▸ **Task description**
Every entry should be repeated exactly. Omit the pictures.

▸ **Rows**
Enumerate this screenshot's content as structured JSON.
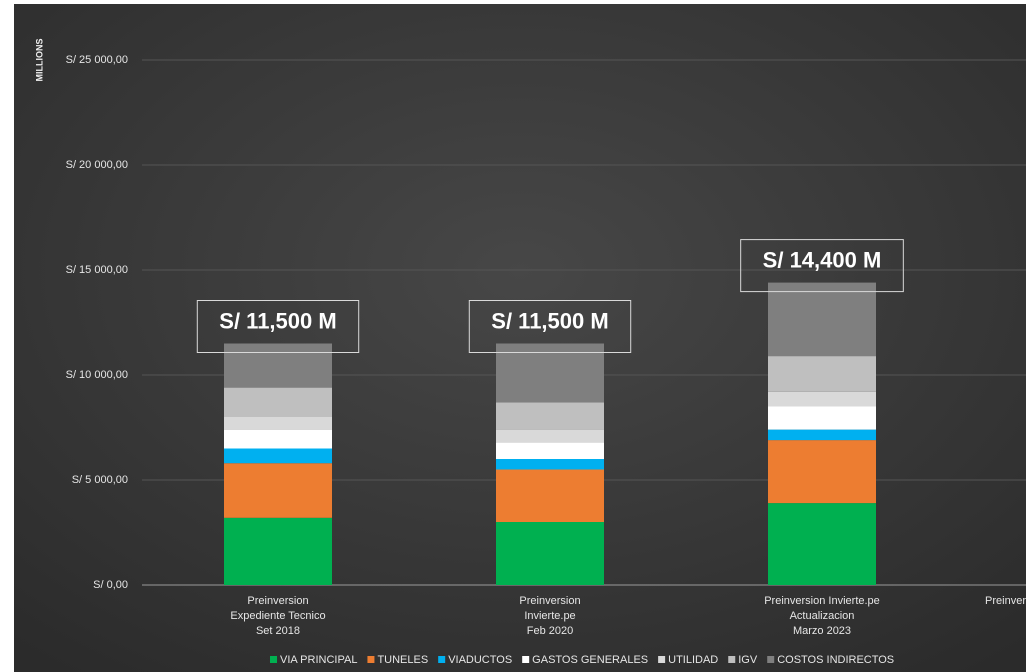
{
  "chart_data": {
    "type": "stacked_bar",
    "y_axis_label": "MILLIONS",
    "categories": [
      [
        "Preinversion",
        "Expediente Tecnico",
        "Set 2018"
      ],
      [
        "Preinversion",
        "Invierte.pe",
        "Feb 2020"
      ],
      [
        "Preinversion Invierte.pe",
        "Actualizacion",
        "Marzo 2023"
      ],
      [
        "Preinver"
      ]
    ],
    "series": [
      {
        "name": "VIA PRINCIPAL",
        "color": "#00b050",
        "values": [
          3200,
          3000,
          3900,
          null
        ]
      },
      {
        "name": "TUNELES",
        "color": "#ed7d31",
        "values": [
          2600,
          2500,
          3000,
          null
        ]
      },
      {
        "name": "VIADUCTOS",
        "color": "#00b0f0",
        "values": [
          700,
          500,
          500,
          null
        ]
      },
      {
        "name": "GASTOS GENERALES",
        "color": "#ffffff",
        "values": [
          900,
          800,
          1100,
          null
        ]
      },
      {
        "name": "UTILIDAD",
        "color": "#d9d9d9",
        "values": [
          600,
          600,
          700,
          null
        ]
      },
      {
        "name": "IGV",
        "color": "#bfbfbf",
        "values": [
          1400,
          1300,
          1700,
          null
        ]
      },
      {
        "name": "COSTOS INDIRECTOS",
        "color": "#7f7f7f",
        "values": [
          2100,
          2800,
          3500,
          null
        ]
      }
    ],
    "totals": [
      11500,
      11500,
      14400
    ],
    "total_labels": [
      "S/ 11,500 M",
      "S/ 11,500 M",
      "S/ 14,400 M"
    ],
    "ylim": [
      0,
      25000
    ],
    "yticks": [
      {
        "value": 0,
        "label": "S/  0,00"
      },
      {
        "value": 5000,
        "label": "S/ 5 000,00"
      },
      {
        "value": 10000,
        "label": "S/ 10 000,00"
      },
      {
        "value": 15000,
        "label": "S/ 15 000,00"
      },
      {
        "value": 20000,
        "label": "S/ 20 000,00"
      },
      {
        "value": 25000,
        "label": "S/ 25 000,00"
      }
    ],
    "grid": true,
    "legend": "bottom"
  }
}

▸ **Output below**
Enumerate this screenshot's content as structured JSON.
{
  "chart_data": {
    "type": "stacked_bar",
    "y_axis_label": "MILLIONS",
    "categories": [
      [
        "Preinversion",
        "Expediente Tecnico",
        "Set 2018"
      ],
      [
        "Preinversion",
        "Invierte.pe",
        "Feb 2020"
      ],
      [
        "Preinversion Invierte.pe",
        "Actualizacion",
        "Marzo 2023"
      ],
      [
        "Preinver"
      ]
    ],
    "series": [
      {
        "name": "VIA PRINCIPAL",
        "color": "#00b050",
        "values": [
          3200,
          3000,
          3900,
          null
        ]
      },
      {
        "name": "TUNELES",
        "color": "#ed7d31",
        "values": [
          2600,
          2500,
          3000,
          null
        ]
      },
      {
        "name": "VIADUCTOS",
        "color": "#00b0f0",
        "values": [
          700,
          500,
          500,
          null
        ]
      },
      {
        "name": "GASTOS GENERALES",
        "color": "#ffffff",
        "values": [
          900,
          800,
          1100,
          null
        ]
      },
      {
        "name": "UTILIDAD",
        "color": "#d9d9d9",
        "values": [
          600,
          600,
          700,
          null
        ]
      },
      {
        "name": "IGV",
        "color": "#bfbfbf",
        "values": [
          1400,
          1300,
          1700,
          null
        ]
      },
      {
        "name": "COSTOS INDIRECTOS",
        "color": "#7f7f7f",
        "values": [
          2100,
          2800,
          3500,
          null
        ]
      }
    ],
    "totals": [
      11500,
      11500,
      14400
    ],
    "total_labels": [
      "S/ 11,500 M",
      "S/ 11,500 M",
      "S/ 14,400 M"
    ],
    "ylim": [
      0,
      25000
    ],
    "yticks": [
      {
        "value": 0,
        "label": "S/  0,00"
      },
      {
        "value": 5000,
        "label": "S/ 5 000,00"
      },
      {
        "value": 10000,
        "label": "S/ 10 000,00"
      },
      {
        "value": 15000,
        "label": "S/ 15 000,00"
      },
      {
        "value": 20000,
        "label": "S/ 20 000,00"
      },
      {
        "value": 25000,
        "label": "S/ 25 000,00"
      }
    ],
    "grid": true,
    "legend": "bottom"
  }
}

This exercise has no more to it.